## [Records for the task]
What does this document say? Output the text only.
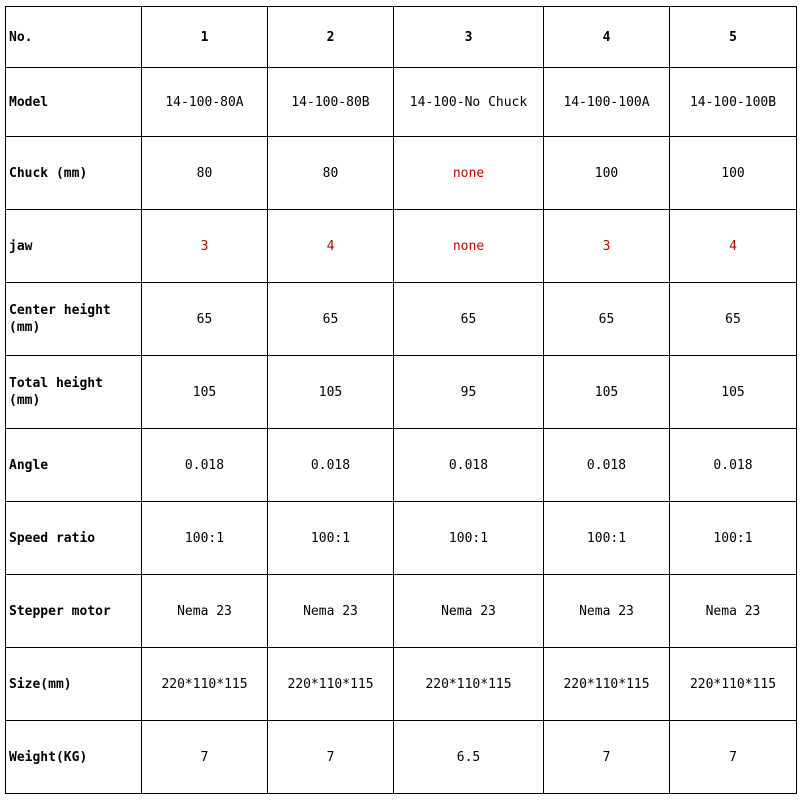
No.	1	2	3	4	5
Model	14-100-80A	14-100-80B	14-100-No Chuck	14-100-100A	14-100-100B
Chuck (mm)	80	80	none	100	100
jaw	3	4	none	3	4
Center height (mm)	65	65	65	65	65
Total height (mm)	105	105	95	105	105
Angle	0.018	0.018	0.018	0.018	0.018
Speed ratio	100:1	100:1	100:1	100:1	100:1
Stepper motor	Nema 23	Nema 23	Nema 23	Nema 23	Nema 23
Size(mm)	220*110*115	220*110*115	220*110*115	220*110*115	220*110*115
Weight(KG)	7	7	6.5	7	7
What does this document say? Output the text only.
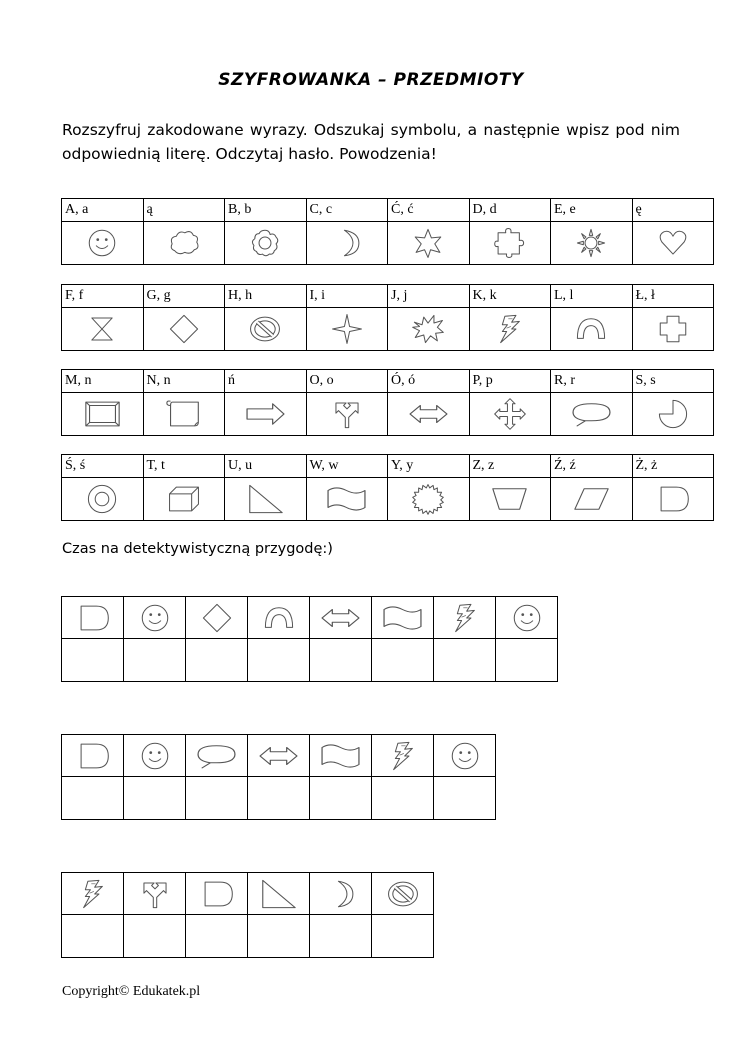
SZYFROWANKA – PRZEDMIOTY
Rozszyfruj zakodowane wyrazy. Odszukaj symbolu, a następnie wpisz pod nim
odpowiednią literę. Odczytaj hasło. Powodzenia!
A, a	ą	B, b	C, c	Ć, ć	D, d	E, e	ę

F, f	G, g	H, h	I, i	J, j	K, k	L, l	Ł, ł

M, n	N, n	ń	O, o	Ó, ó	P, p	R, r	S, s

Ś, ś	T, t	U, u	W, w	Y, y	Z, z	Ź, ź	Ż, ż

Czas na detektywistyczną przygodę:)

Copyright© Edukatek.pl
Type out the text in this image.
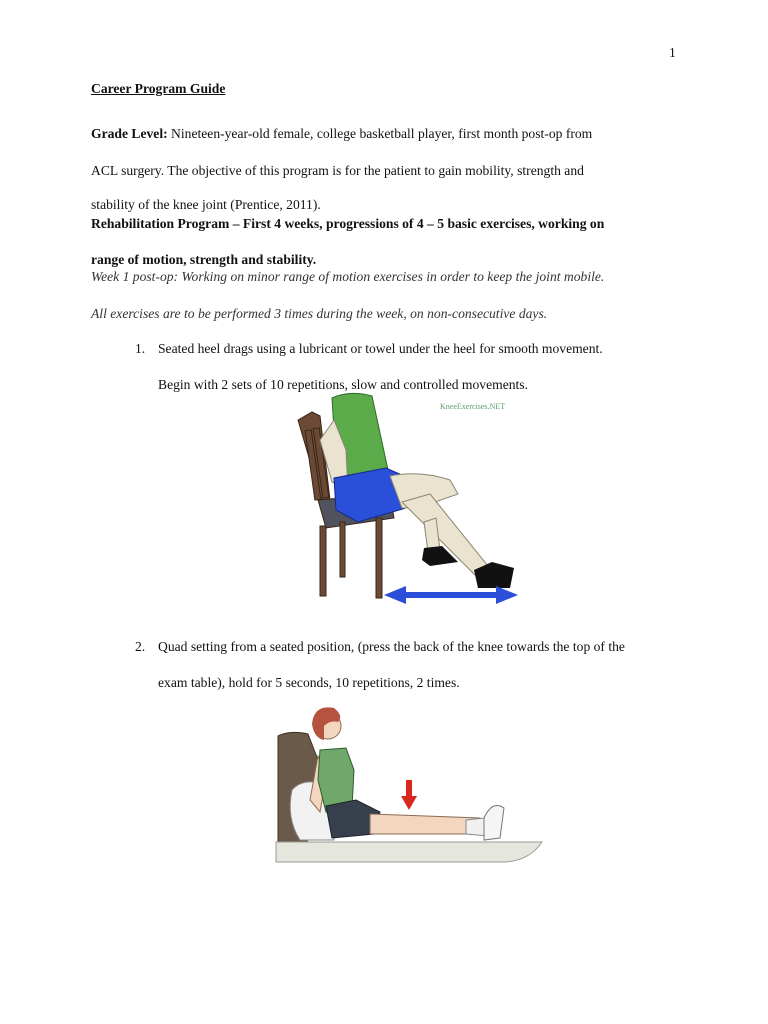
1
Career Program Guide
Grade Level: Nineteen-year-old female, college basketball player, first month post-op from
ACL surgery. The objective of this program is for the patient to gain mobility, strength and
stability of the knee joint (Prentice, 2011).
Rehabilitation Program – First 4 weeks, progressions of 4 – 5 basic exercises, working on
range of motion, strength and stability.
Week 1 post-op: Working on minor range of motion exercises in order to keep the joint mobile.
All exercises are to be performed 3 times during the week, on non-consecutive days.
1. Seated heel drags using a lubricant or towel under the heel for smooth movement.
Begin with 2 sets of 10 repetitions, slow and controlled movements.
KneeExercises.NET
2. Quad setting from a seated position, (press the back of the knee towards the top of the
exam table), hold for 5 seconds, 10 repetitions, 2 times.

## [Set exercise]
Quote exactly the lines from the line that contains "Type out the text in this image." through the last line of the listing, please, leaving out all pictures.

## [Complete answer]
Type out the text in this image.
1
Career Program Guide
Grade Level: Nineteen-year-old female, college basketball player, first month post-op from
ACL surgery. The objective of this program is for the patient to gain mobility, strength and
stability of the knee joint (Prentice, 2011).
Rehabilitation Program – First 4 weeks, progressions of 4 – 5 basic exercises, working on
range of motion, strength and stability.
Week 1 post-op: Working on minor range of motion exercises in order to keep the joint mobile.
All exercises are to be performed 3 times during the week, on non-consecutive days.
1. Seated heel drags using a lubricant or towel under the heel for smooth movement.
Begin with 2 sets of 10 repetitions, slow and controlled movements.
KneeExercises.NET
2. Quad setting from a seated position, (press the back of the knee towards the top of the
exam table), hold for 5 seconds, 10 repetitions, 2 times.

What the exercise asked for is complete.